_Task prompt_
Look through the material below, count the lines containing the word "reload", and state only the count.

Records from a dataset
+ + + +
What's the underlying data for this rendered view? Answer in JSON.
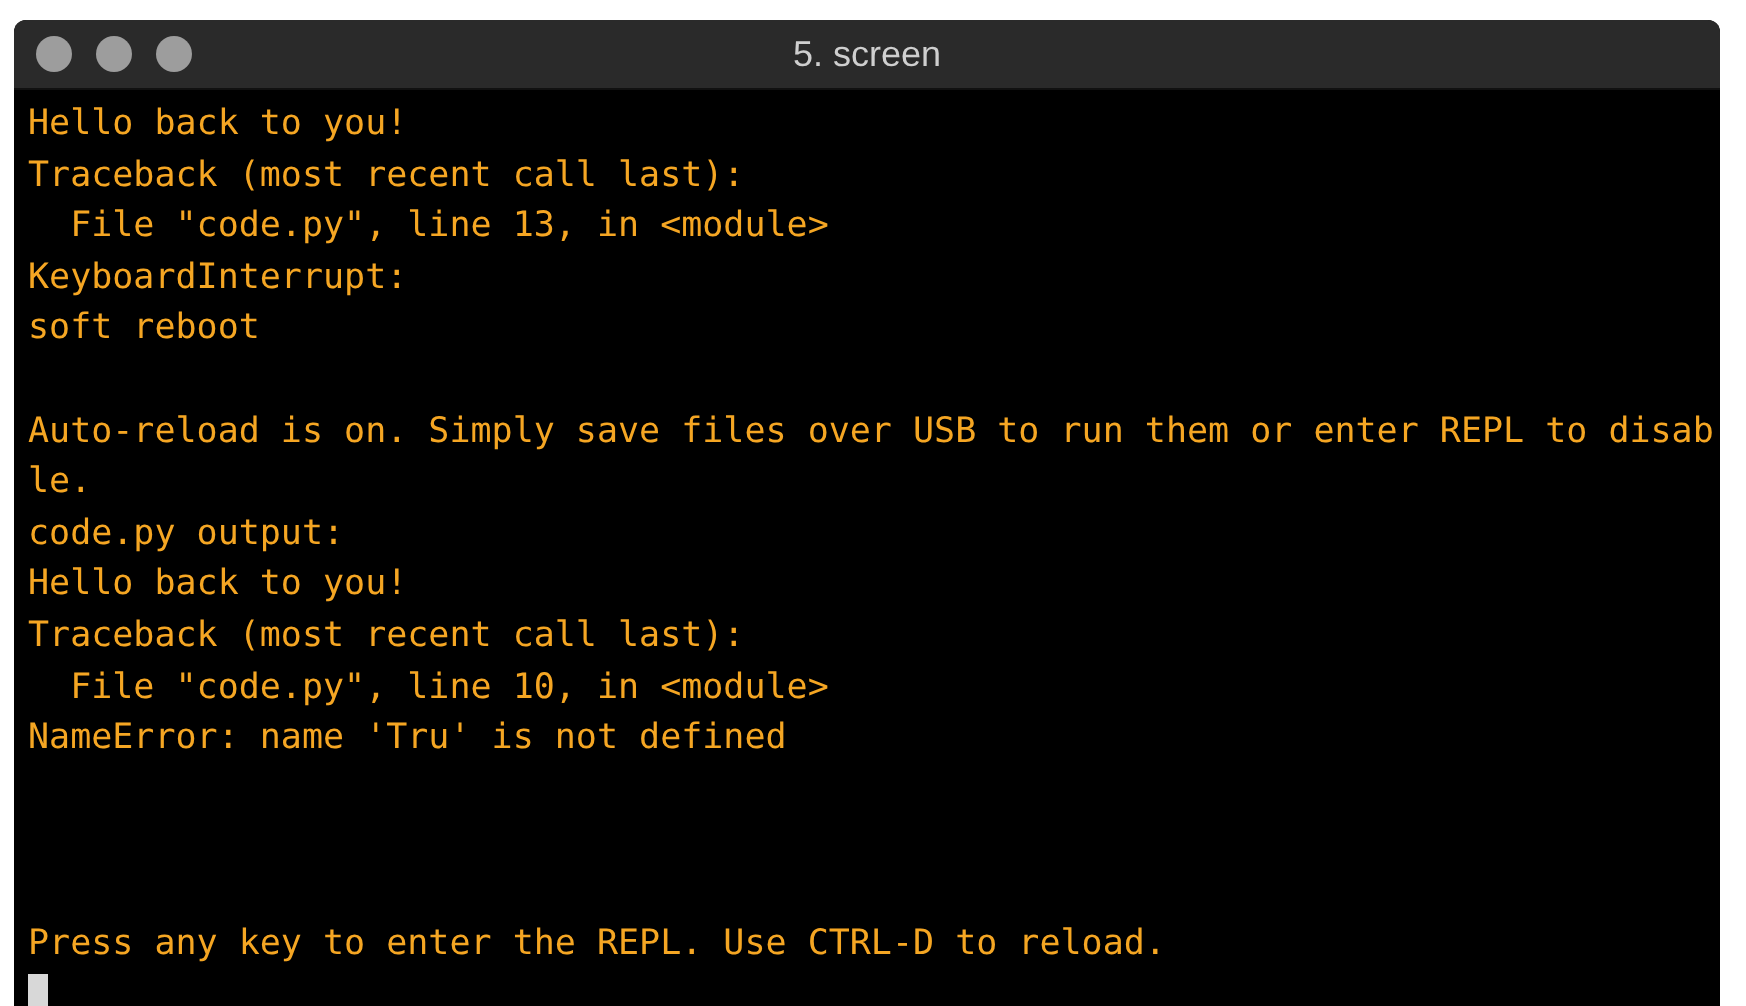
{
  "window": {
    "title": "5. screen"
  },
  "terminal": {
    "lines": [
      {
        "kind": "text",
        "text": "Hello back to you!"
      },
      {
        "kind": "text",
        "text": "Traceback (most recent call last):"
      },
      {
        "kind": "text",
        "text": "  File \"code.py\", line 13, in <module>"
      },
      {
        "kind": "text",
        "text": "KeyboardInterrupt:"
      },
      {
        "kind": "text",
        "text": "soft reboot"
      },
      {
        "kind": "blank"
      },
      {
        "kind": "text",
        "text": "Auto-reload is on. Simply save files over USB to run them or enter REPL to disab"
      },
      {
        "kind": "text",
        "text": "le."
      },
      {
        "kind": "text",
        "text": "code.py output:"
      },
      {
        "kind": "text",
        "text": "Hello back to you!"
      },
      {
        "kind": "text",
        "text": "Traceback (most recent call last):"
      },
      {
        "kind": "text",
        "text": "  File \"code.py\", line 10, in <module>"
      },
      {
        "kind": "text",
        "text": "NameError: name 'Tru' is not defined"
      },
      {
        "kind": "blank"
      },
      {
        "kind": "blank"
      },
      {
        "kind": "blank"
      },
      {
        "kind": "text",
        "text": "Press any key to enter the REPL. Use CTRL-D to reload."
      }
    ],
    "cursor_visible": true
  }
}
+ + + +
_Solution to this problem_
2